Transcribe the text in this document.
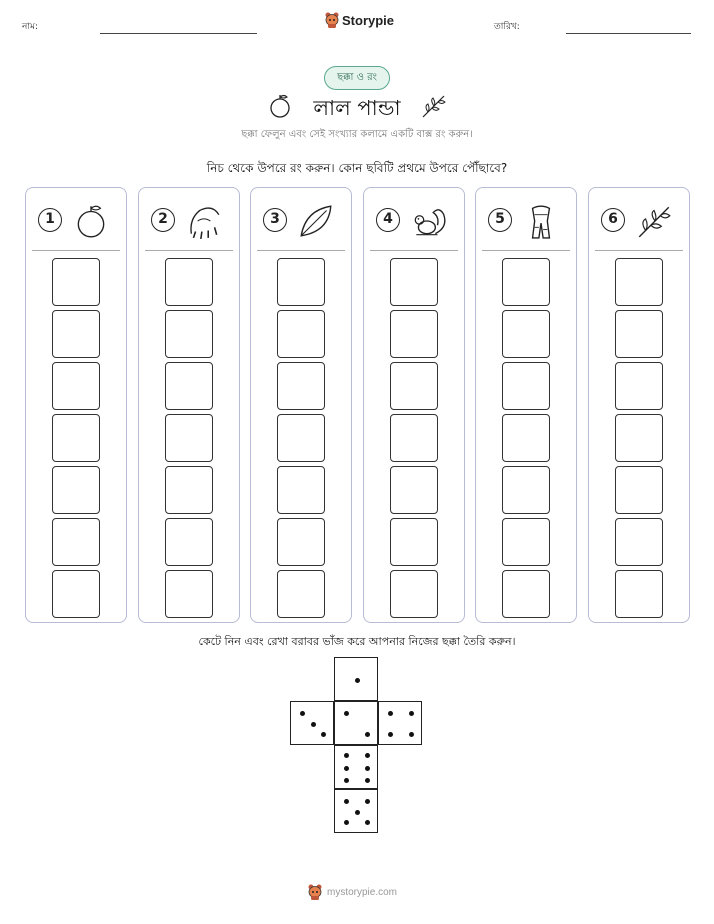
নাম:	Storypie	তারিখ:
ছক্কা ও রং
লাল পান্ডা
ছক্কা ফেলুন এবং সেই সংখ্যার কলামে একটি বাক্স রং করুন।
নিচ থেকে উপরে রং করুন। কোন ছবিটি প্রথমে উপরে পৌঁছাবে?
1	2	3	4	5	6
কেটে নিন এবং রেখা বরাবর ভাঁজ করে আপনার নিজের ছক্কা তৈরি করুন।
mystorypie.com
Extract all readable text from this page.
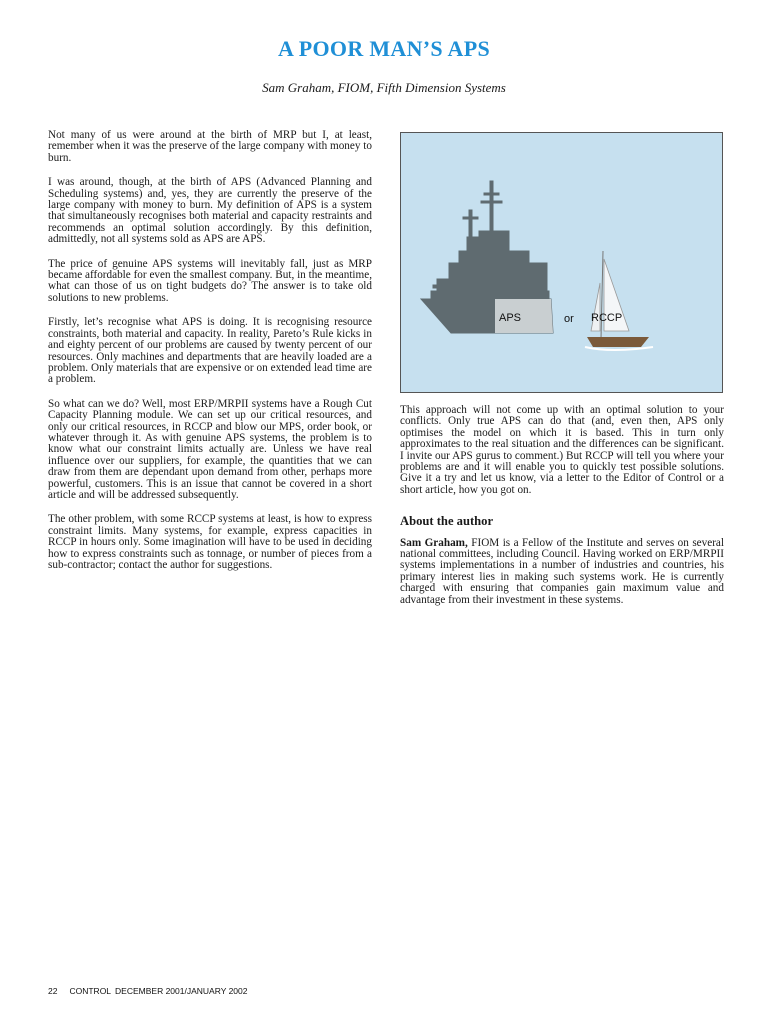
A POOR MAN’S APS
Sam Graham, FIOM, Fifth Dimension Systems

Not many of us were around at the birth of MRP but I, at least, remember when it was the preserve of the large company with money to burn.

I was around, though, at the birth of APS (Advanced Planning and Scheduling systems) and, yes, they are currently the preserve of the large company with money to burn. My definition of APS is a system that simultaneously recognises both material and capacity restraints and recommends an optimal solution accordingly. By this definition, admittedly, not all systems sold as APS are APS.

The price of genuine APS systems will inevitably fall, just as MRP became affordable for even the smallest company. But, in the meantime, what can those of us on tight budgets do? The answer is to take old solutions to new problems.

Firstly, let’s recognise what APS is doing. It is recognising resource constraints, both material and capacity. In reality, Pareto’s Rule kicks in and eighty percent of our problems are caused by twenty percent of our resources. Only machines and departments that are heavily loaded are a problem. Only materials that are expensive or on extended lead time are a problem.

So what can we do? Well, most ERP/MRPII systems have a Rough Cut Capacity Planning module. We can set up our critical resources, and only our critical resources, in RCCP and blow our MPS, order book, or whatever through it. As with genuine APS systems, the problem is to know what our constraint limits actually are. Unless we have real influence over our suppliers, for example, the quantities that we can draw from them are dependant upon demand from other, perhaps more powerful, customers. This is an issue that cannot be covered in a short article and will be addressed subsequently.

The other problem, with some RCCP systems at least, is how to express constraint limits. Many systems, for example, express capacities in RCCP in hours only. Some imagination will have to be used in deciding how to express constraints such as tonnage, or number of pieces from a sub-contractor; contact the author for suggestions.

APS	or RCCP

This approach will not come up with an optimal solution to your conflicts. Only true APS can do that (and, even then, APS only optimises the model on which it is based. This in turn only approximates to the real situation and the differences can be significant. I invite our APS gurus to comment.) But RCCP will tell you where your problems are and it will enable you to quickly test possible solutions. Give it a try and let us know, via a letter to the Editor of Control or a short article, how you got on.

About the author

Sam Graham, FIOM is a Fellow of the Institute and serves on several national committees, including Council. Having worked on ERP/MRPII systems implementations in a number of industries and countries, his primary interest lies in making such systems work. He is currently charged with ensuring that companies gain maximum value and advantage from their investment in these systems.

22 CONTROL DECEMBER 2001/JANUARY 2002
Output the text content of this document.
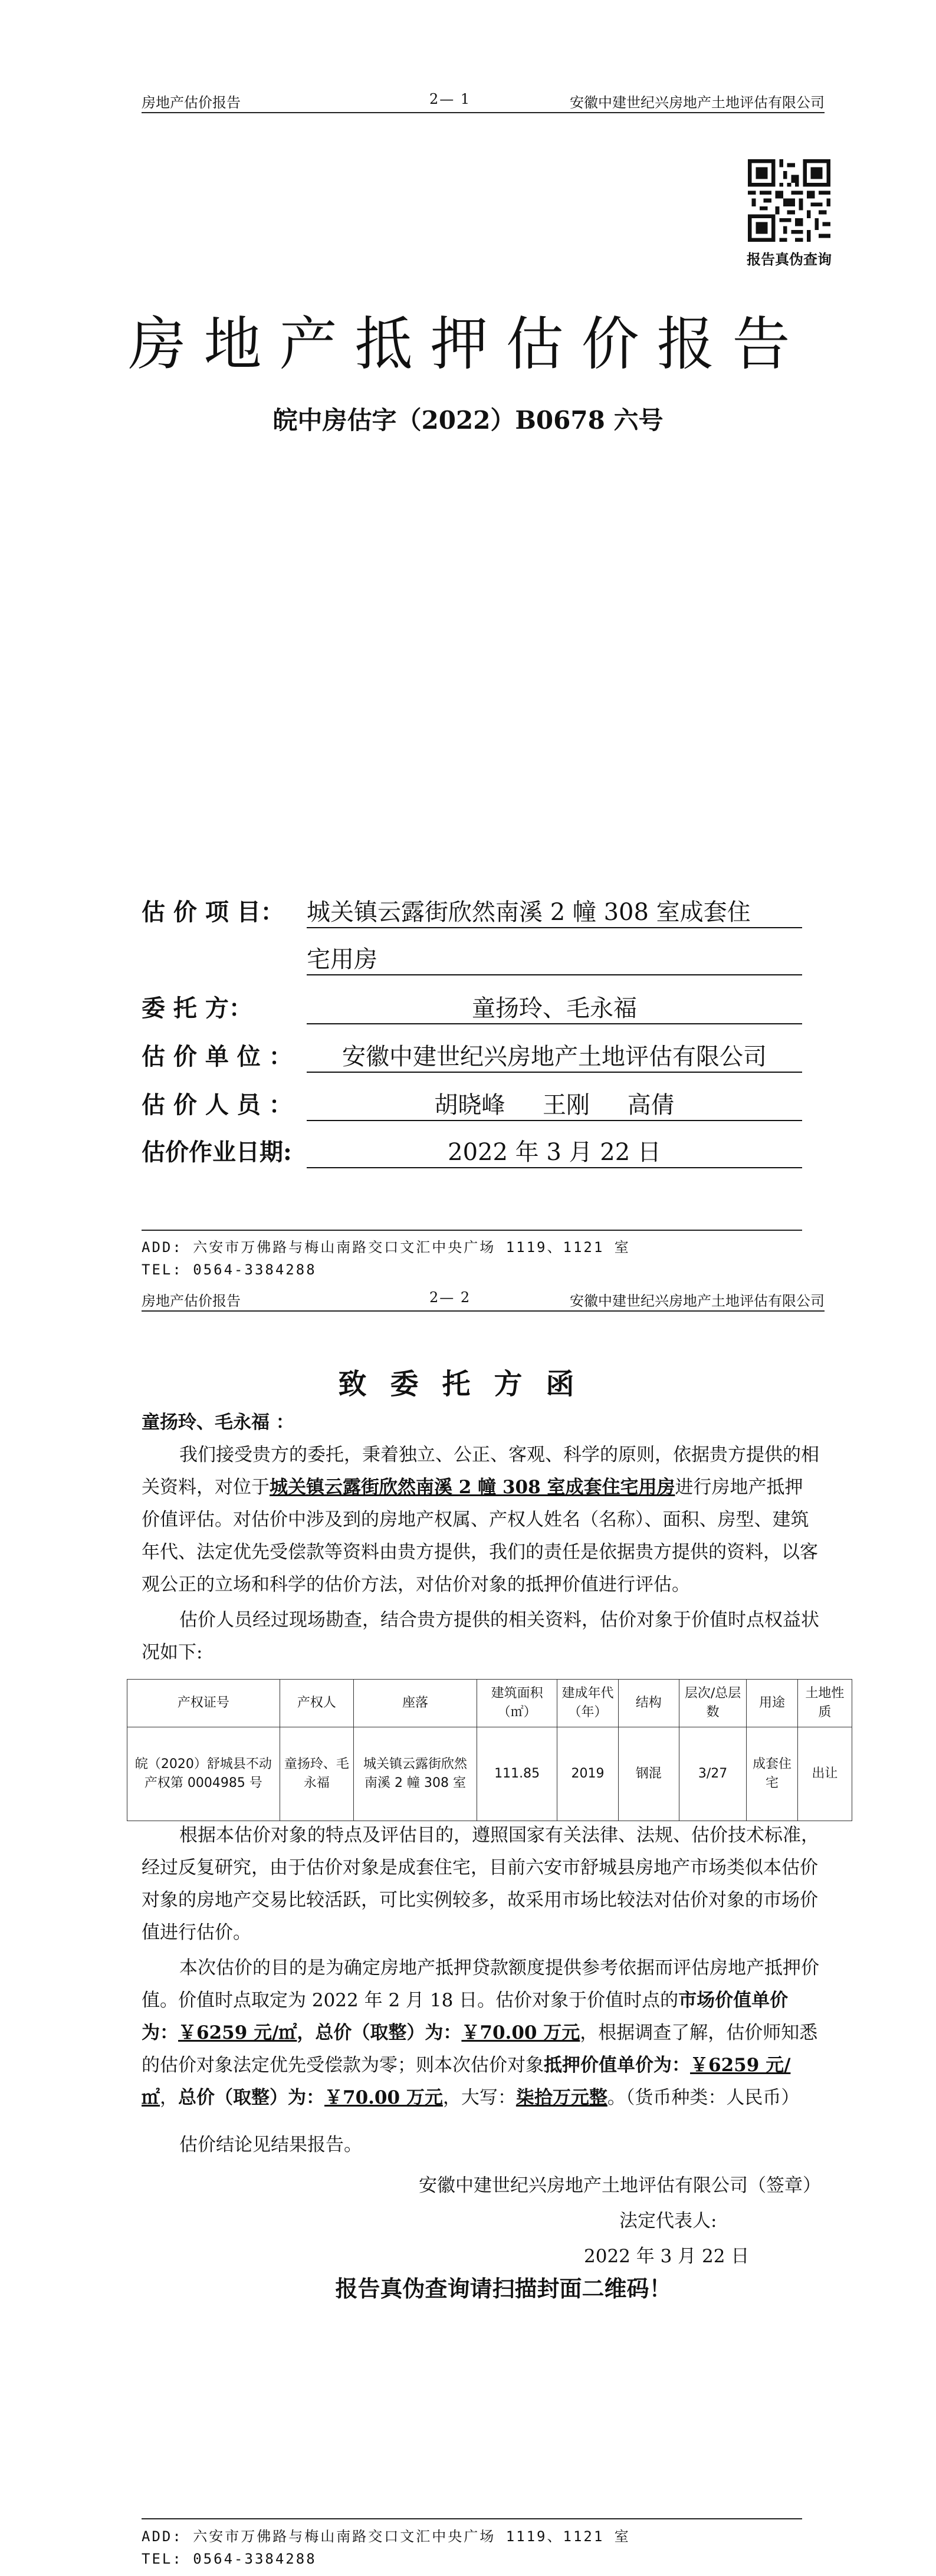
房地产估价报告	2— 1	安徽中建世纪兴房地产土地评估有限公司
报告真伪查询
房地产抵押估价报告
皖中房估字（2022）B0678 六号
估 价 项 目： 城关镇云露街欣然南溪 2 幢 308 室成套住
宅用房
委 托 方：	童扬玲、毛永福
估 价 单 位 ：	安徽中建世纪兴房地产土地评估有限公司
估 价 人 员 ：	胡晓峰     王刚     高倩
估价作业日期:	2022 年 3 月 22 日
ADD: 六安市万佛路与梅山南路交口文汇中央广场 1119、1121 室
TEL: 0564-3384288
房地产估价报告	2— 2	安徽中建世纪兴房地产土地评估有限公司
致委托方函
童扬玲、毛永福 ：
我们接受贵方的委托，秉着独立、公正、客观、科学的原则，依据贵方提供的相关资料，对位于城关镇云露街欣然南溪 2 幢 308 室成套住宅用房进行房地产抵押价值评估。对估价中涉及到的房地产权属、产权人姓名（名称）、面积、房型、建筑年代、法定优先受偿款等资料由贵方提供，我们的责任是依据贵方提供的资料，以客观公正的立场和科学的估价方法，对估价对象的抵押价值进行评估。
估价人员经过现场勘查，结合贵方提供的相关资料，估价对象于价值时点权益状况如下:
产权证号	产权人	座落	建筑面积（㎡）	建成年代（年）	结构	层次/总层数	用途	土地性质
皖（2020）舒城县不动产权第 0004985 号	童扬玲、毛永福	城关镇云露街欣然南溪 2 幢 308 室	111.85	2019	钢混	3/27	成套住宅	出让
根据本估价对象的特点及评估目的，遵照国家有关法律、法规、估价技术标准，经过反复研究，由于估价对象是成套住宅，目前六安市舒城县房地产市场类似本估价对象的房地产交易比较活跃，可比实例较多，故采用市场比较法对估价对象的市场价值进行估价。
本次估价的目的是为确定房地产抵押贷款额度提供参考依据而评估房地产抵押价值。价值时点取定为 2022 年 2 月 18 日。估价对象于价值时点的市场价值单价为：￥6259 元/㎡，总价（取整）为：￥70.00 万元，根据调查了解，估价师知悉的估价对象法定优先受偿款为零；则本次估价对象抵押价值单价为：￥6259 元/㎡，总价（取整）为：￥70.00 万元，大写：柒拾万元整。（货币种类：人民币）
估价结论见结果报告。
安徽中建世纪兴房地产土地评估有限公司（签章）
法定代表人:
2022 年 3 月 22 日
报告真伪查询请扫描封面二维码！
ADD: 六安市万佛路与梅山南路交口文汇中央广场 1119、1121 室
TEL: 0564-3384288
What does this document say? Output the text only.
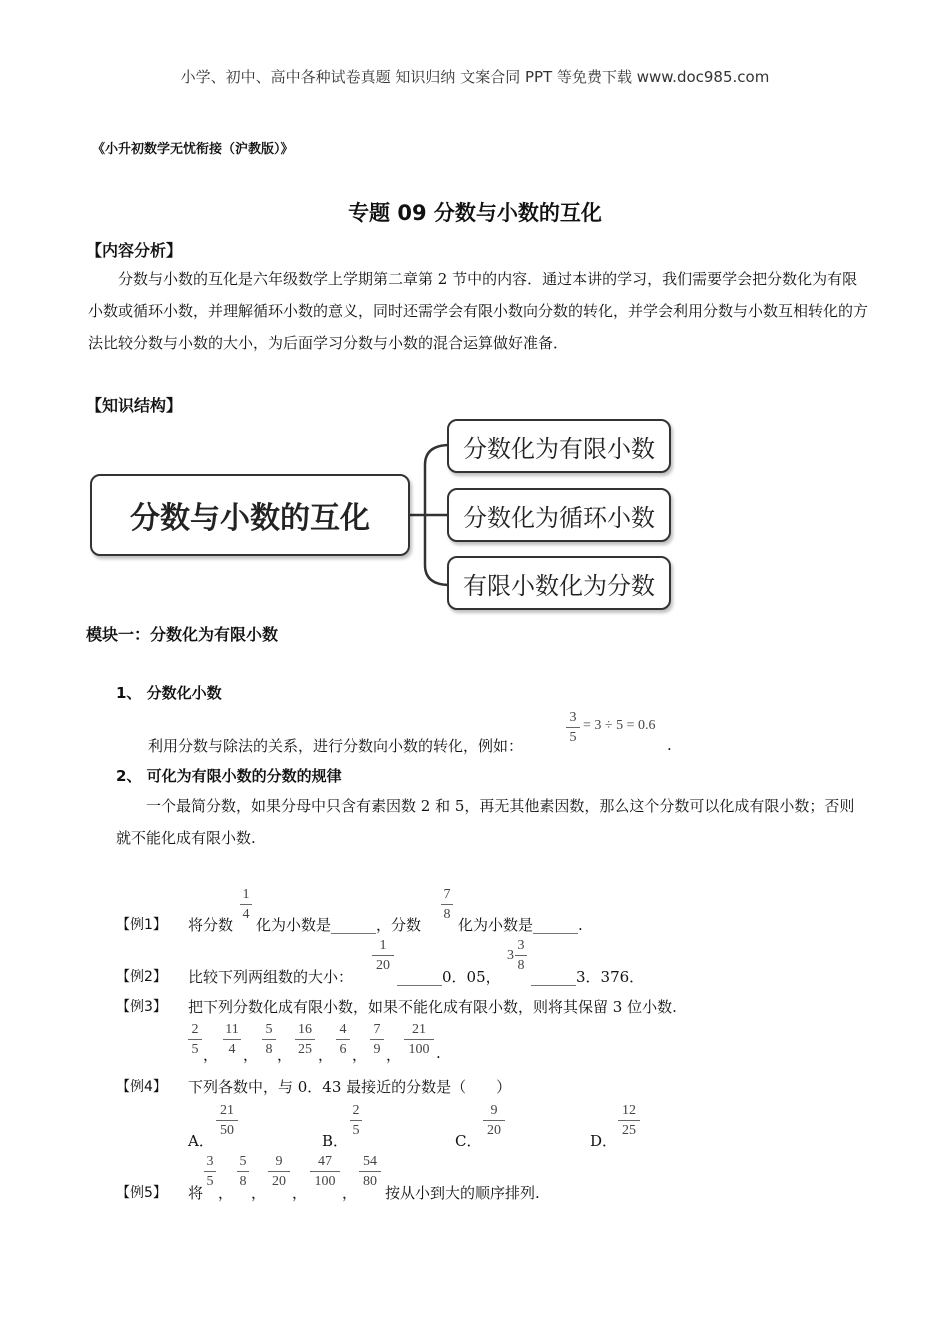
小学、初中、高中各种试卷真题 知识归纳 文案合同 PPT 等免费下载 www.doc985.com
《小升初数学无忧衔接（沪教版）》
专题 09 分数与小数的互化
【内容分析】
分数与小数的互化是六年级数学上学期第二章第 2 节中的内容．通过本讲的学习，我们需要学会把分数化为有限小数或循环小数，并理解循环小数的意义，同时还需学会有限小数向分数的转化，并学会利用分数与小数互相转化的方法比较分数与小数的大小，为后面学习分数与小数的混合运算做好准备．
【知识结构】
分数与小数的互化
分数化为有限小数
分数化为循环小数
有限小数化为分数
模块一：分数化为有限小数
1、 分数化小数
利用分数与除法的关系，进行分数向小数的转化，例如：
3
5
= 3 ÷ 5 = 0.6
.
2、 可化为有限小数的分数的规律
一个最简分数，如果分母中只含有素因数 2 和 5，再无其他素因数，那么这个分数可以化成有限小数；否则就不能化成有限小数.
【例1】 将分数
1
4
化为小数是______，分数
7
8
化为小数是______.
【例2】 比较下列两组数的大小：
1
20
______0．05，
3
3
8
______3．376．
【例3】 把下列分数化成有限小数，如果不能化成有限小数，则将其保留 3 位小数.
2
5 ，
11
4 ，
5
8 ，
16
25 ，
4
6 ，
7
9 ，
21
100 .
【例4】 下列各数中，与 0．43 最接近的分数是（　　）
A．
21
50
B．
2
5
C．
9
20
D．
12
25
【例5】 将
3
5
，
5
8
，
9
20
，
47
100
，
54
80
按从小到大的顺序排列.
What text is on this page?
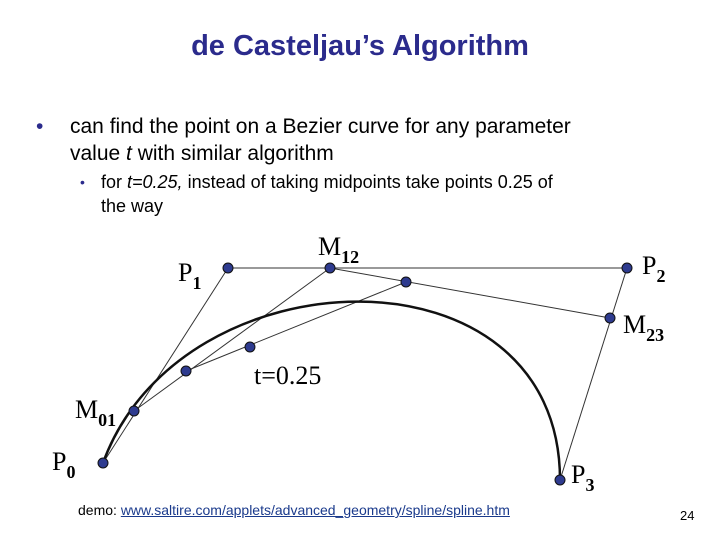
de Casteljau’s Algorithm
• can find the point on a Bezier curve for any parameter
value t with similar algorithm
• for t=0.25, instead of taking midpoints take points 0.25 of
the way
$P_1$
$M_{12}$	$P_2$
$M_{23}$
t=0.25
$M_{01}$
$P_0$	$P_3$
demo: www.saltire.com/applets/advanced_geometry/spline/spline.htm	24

» Requirement: Repeat exactly the lines above, from the line containing "What text is on this page?" through the last line of the records, inclusive; omit any pictures.

» Output for this exercise:
What text is on this page?
de Casteljau’s Algorithm
• can find the point on a Bezier curve for any parameter
value t with similar algorithm
• for t=0.25, instead of taking midpoints take points 0.25 of
the way
$P_1$
$M_{12}$	$P_2$
$M_{23}$
t=0.25
$M_{01}$
$P_0$	$P_3$
demo: www.saltire.com/applets/advanced_geometry/spline/spline.htm	24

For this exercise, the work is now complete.